====== Records to process ======
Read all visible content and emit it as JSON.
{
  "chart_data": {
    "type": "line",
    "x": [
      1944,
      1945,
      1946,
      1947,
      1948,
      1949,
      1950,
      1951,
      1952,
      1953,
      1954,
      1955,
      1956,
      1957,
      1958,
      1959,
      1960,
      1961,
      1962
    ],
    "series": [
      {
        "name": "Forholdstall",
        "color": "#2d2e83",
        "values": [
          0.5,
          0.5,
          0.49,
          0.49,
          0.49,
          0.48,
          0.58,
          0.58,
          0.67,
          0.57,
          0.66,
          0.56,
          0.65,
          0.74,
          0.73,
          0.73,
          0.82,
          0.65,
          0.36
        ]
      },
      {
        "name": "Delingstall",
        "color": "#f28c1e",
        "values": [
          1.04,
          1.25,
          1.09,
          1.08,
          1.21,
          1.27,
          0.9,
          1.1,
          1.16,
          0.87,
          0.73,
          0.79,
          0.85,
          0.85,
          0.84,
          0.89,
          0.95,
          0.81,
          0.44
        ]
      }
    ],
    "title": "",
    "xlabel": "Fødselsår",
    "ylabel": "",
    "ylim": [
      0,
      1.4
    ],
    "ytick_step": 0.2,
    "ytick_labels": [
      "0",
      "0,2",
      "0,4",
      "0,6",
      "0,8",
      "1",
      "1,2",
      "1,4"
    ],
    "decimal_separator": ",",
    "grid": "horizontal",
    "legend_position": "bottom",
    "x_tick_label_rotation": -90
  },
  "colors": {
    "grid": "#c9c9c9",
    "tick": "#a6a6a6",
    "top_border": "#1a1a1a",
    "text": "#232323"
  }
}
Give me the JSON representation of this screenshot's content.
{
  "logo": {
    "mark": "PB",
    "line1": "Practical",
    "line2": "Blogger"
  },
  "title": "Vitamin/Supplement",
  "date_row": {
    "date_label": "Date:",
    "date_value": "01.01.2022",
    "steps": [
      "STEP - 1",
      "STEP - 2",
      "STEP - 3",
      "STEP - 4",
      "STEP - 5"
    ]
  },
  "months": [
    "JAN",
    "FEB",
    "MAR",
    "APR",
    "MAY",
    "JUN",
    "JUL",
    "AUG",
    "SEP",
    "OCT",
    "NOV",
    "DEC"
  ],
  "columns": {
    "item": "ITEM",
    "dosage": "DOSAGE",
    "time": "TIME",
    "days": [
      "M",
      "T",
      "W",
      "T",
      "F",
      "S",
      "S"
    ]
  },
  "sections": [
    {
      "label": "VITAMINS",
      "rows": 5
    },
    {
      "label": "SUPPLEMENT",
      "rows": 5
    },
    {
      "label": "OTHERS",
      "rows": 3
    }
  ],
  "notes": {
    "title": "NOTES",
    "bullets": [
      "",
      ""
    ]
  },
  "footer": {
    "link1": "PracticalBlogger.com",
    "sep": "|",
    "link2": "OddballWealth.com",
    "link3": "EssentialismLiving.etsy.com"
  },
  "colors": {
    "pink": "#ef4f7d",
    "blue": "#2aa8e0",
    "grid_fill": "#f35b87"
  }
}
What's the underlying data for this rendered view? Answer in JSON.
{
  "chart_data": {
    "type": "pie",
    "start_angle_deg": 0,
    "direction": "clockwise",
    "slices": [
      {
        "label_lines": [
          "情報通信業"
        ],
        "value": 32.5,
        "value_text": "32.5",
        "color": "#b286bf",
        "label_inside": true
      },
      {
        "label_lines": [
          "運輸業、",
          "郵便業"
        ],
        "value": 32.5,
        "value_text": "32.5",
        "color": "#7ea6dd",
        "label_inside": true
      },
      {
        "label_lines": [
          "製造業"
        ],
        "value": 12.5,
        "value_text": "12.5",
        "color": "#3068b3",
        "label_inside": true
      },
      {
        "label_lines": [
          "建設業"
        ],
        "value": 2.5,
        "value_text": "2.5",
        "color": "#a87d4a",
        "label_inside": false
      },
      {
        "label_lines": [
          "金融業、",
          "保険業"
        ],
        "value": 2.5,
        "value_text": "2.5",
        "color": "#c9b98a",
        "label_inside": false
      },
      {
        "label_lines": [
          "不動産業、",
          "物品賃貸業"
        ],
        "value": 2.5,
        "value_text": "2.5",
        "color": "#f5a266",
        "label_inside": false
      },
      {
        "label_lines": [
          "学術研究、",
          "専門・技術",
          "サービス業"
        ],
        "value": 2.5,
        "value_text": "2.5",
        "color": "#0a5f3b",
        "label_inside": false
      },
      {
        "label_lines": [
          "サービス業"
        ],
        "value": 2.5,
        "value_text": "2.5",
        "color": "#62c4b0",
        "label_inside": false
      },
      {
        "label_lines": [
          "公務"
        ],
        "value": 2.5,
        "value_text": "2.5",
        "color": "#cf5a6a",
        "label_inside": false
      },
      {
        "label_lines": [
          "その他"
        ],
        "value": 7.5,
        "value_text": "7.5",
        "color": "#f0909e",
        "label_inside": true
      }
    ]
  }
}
======
- [Directions for this task] Restate all of the entries above precisely.

- [Exercise response]
Read all visible content and emit it as JSON.
{
  "chart_data": {
    "type": "line",
    "x": [
      1944,
      1945,
      1946,
      1947,
      1948,
      1949,
      1950,
      1951,
      1952,
      1953,
      1954,
      1955,
      1956,
      1957,
      1958,
      1959,
      1960,
      1961,
      1962
    ],
    "series": [
      {
        "name": "Forholdstall",
        "color": "#2d2e83",
        "values": [
          0.5,
          0.5,
          0.49,
          0.49,
          0.49,
          0.48,
          0.58,
          0.58,
          0.67,
          0.57,
          0.66,
          0.56,
          0.65,
          0.74,
          0.73,
          0.73,
          0.82,
          0.65,
          0.36
        ]
      },
      {
        "name": "Delingstall",
        "color": "#f28c1e",
        "values": [
          1.04,
          1.25,
          1.09,
          1.08,
          1.21,
          1.27,
          0.9,
          1.1,
          1.16,
          0.87,
          0.73,
          0.79,
          0.85,
          0.85,
          0.84,
          0.89,
          0.95,
          0.81,
          0.44
        ]
      }
    ],
    "title": "",
    "xlabel": "Fødselsår",
    "ylabel": "",
    "ylim": [
      0,
      1.4
    ],
    "ytick_step": 0.2,
    "ytick_labels": [
      "0",
      "0,2",
      "0,4",
      "0,6",
      "0,8",
      "1",
      "1,2",
      "1,4"
    ],
    "decimal_separator": ",",
    "grid": "horizontal",
    "legend_position": "bottom",
    "x_tick_label_rotation": -90
  },
  "colors": {
    "grid": "#c9c9c9",
    "tick": "#a6a6a6",
    "top_border": "#1a1a1a",
    "text": "#232323"
  }
}
Give me the JSON representation of this screenshot's content.
{
  "logo": {
    "mark": "PB",
    "line1": "Practical",
    "line2": "Blogger"
  },
  "title": "Vitamin/Supplement",
  "date_row": {
    "date_label": "Date:",
    "date_value": "01.01.2022",
    "steps": [
      "STEP - 1",
      "STEP - 2",
      "STEP - 3",
      "STEP - 4",
      "STEP - 5"
    ]
  },
  "months": [
    "JAN",
    "FEB",
    "MAR",
    "APR",
    "MAY",
    "JUN",
    "JUL",
    "AUG",
    "SEP",
    "OCT",
    "NOV",
    "DEC"
  ],
  "columns": {
    "item": "ITEM",
    "dosage": "DOSAGE",
    "time": "TIME",
    "days": [
      "M",
      "T",
      "W",
      "T",
      "F",
      "S",
      "S"
    ]
  },
  "sections": [
    {
      "label": "VITAMINS",
      "rows": 5
    },
    {
      "label": "SUPPLEMENT",
      "rows": 5
    },
    {
      "label": "OTHERS",
      "rows": 3
    }
  ],
  "notes": {
    "title": "NOTES",
    "bullets": [
      "",
      ""
    ]
  },
  "footer": {
    "link1": "PracticalBlogger.com",
    "sep": "|",
    "link2": "OddballWealth.com",
    "link3": "EssentialismLiving.etsy.com"
  },
  "colors": {
    "pink": "#ef4f7d",
    "blue": "#2aa8e0",
    "grid_fill": "#f35b87"
  }
}
What's the underlying data for this rendered view? Answer in JSON.
{
  "chart_data": {
    "type": "pie",
    "start_angle_deg": 0,
    "direction": "clockwise",
    "slices": [
      {
        "label_lines": [
          "情報通信業"
        ],
        "value": 32.5,
        "value_text": "32.5",
        "color": "#b286bf",
        "label_inside": true
      },
      {
        "label_lines": [
          "運輸業、",
          "郵便業"
        ],
        "value": 32.5,
        "value_text": "32.5",
        "color": "#7ea6dd",
        "label_inside": true
      },
      {
        "label_lines": [
          "製造業"
        ],
        "value": 12.5,
        "value_text": "12.5",
        "color": "#3068b3",
        "label_inside": true
      },
      {
        "label_lines": [
          "建設業"
        ],
        "value": 2.5,
        "value_text": "2.5",
        "color": "#a87d4a",
        "label_inside": false
      },
      {
        "label_lines": [
          "金融業、",
          "保険業"
        ],
        "value": 2.5,
        "value_text": "2.5",
        "color": "#c9b98a",
        "label_inside": false
      },
      {
        "label_lines": [
          "不動産業、",
          "物品賃貸業"
        ],
        "value": 2.5,
        "value_text": "2.5",
        "color": "#f5a266",
        "label_inside": false
      },
      {
        "label_lines": [
          "学術研究、",
          "専門・技術",
          "サービス業"
        ],
        "value": 2.5,
        "value_text": "2.5",
        "color": "#0a5f3b",
        "label_inside": false
      },
      {
        "label_lines": [
          "サービス業"
        ],
        "value": 2.5,
        "value_text": "2.5",
        "color": "#62c4b0",
        "label_inside": false
      },
      {
        "label_lines": [
          "公務"
        ],
        "value": 2.5,
        "value_text": "2.5",
        "color": "#cf5a6a",
        "label_inside": false
      },
      {
        "label_lines": [
          "その他"
        ],
        "value": 7.5,
        "value_text": "7.5",
        "color": "#f0909e",
        "label_inside": true
      }
    ]
  }
}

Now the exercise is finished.